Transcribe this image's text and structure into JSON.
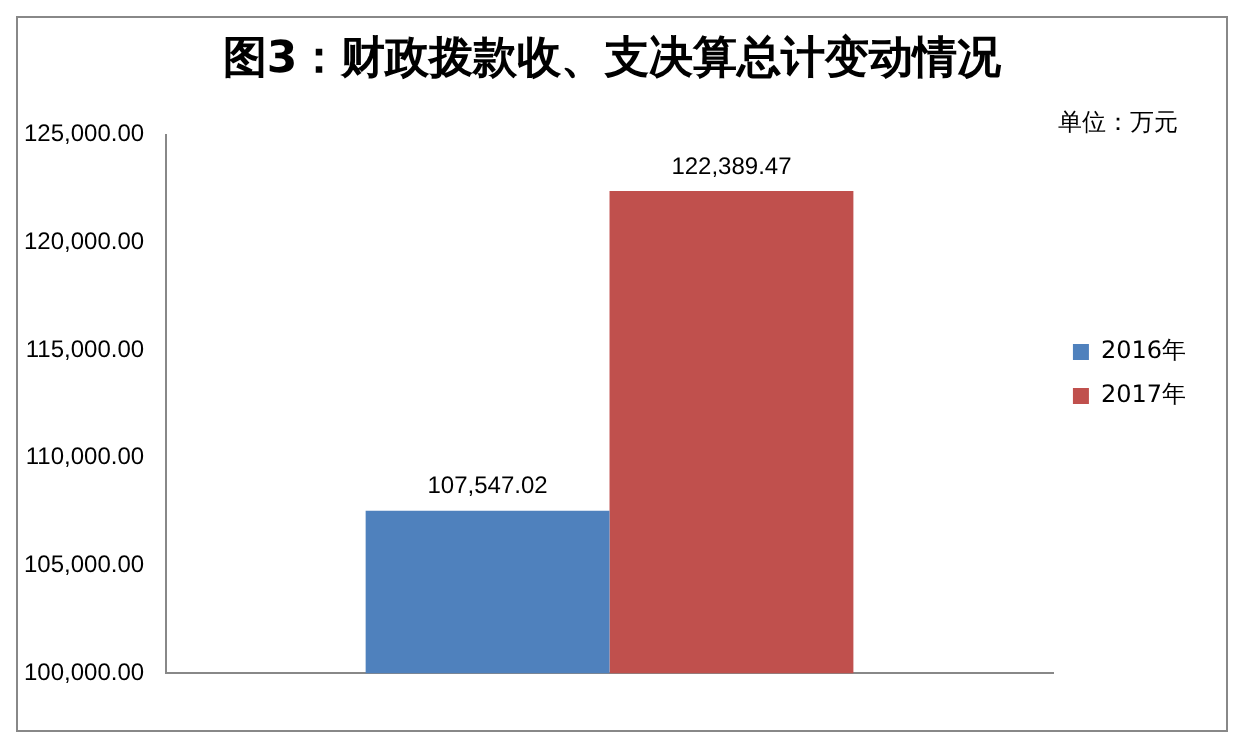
{
  "chart_data": {
    "type": "bar",
    "title": "图3：财政拨款收、支决算总计变动情况",
    "annotations": [
      "单位：万元"
    ],
    "categories": [
      null
    ],
    "series": [
      {
        "name": "2016年",
        "color": "#4f81bd",
        "values": [
          107547.02
        ],
        "value_labels": [
          "107,547.02"
        ]
      },
      {
        "name": "2017年",
        "color": "#c0504d",
        "values": [
          122389.47
        ],
        "value_labels": [
          "122,389.47"
        ]
      }
    ],
    "ylim": [
      100000,
      125000
    ],
    "yticks": [
      {
        "value": 100000,
        "label": "100,000.00"
      },
      {
        "value": 105000,
        "label": "105,000.00"
      },
      {
        "value": 110000,
        "label": "110,000.00"
      },
      {
        "value": 115000,
        "label": "115,000.00"
      },
      {
        "value": 120000,
        "label": "120,000.00"
      },
      {
        "value": 125000,
        "label": "125,000.00"
      }
    ],
    "legend": "right",
    "grid": false
  }
}
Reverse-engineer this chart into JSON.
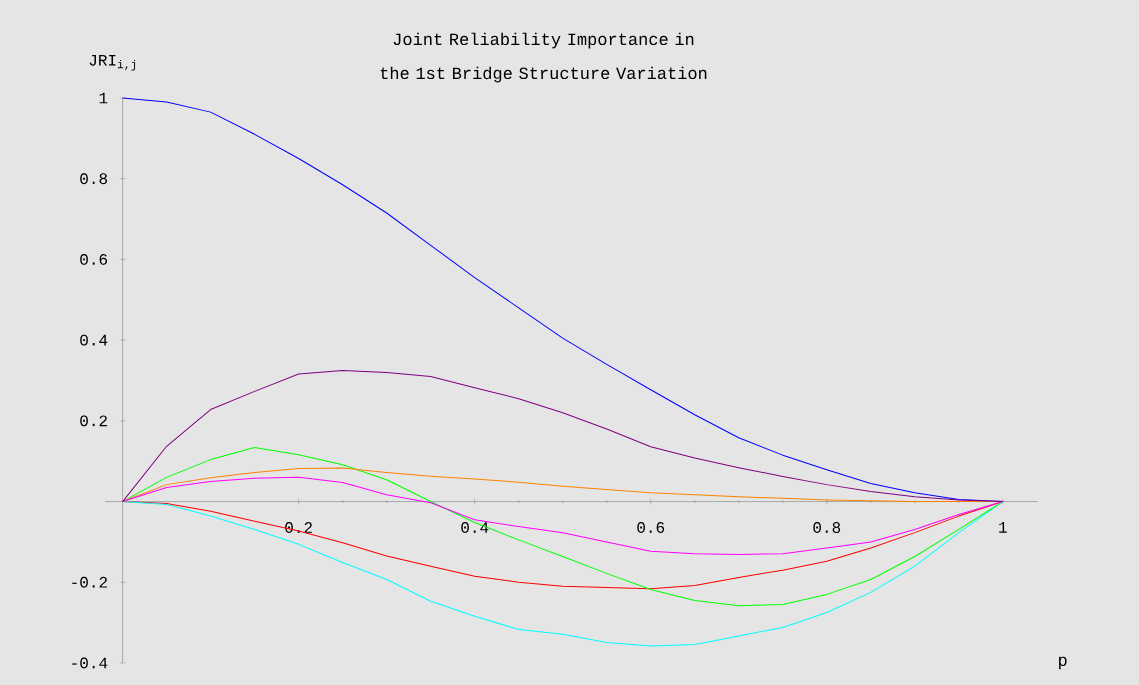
{
  "chart_data": {
    "type": "line",
    "title": "Joint Reliability Importance in the 1st Bridge Structure Variation",
    "xlabel": "p",
    "ylabel": "JRI$_{i,j}$",
    "x": [
      0,
      0.05,
      0.1,
      0.15,
      0.2,
      0.25,
      0.3,
      0.35,
      0.4,
      0.45,
      0.5,
      0.55,
      0.6,
      0.65,
      0.7,
      0.75,
      0.8,
      0.85,
      0.9,
      0.95,
      1
    ],
    "series": [
      {
        "color": "#ff0000",
        "values": [
          0,
          -0.005,
          -0.024,
          -0.049,
          -0.073,
          -0.102,
          -0.135,
          -0.16,
          -0.185,
          -0.2,
          -0.21,
          -0.213,
          -0.216,
          -0.208,
          -0.188,
          -0.17,
          -0.148,
          -0.115,
          -0.077,
          -0.036,
          0
        ]
      },
      {
        "color": "#00ffff",
        "values": [
          0,
          -0.007,
          -0.036,
          -0.069,
          -0.106,
          -0.151,
          -0.193,
          -0.247,
          -0.284,
          -0.317,
          -0.329,
          -0.349,
          -0.358,
          -0.354,
          -0.333,
          -0.312,
          -0.275,
          -0.225,
          -0.16,
          -0.077,
          0
        ]
      },
      {
        "color": "#00ff00",
        "values": [
          0,
          0.06,
          0.104,
          0.134,
          0.116,
          0.091,
          0.054,
          0,
          -0.052,
          -0.095,
          -0.136,
          -0.178,
          -0.218,
          -0.245,
          -0.258,
          -0.255,
          -0.23,
          -0.193,
          -0.136,
          -0.069,
          0
        ]
      },
      {
        "color": "#0000ff",
        "values": [
          1,
          0.99,
          0.965,
          0.91,
          0.85,
          0.785,
          0.715,
          0.635,
          0.555,
          0.48,
          0.405,
          0.34,
          0.277,
          0.215,
          0.158,
          0.115,
          0.079,
          0.045,
          0.022,
          0.005,
          0
        ]
      },
      {
        "color": "#ff8000",
        "values": [
          0,
          0.042,
          0.059,
          0.072,
          0.082,
          0.083,
          0.072,
          0.063,
          0.056,
          0.048,
          0.038,
          0.03,
          0.022,
          0.017,
          0.012,
          0.008,
          0.004,
          0.002,
          0,
          0,
          0
        ]
      },
      {
        "color": "#ff00ff",
        "values": [
          0,
          0.035,
          0.05,
          0.058,
          0.06,
          0.047,
          0.017,
          -0.003,
          -0.045,
          -0.062,
          -0.077,
          -0.1,
          -0.123,
          -0.129,
          -0.131,
          -0.129,
          -0.115,
          -0.1,
          -0.069,
          -0.032,
          0
        ]
      },
      {
        "color": "#800080",
        "values": [
          0,
          0.137,
          0.228,
          0.273,
          0.316,
          0.325,
          0.32,
          0.31,
          0.282,
          0.255,
          0.22,
          0.18,
          0.136,
          0.108,
          0.084,
          0.062,
          0.042,
          0.025,
          0.012,
          0.004,
          0
        ]
      }
    ],
    "xlim": [
      -0.02,
      1.04
    ],
    "ylim": [
      -0.4,
      1.0
    ],
    "xticks": [
      0.2,
      0.4,
      0.6,
      0.8,
      1
    ],
    "yticks": [
      -0.4,
      -0.2,
      0.2,
      0.4,
      0.6,
      0.8,
      1
    ],
    "grid": false
  }
}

━━━━━━━━━━━━━━━━━━━━

Exercise instructions: Extract every line containing the string "into" from the material.

Correct result:
Transcribe this image's text and structure into JSON.
Reverse-engineer this chart into JSON.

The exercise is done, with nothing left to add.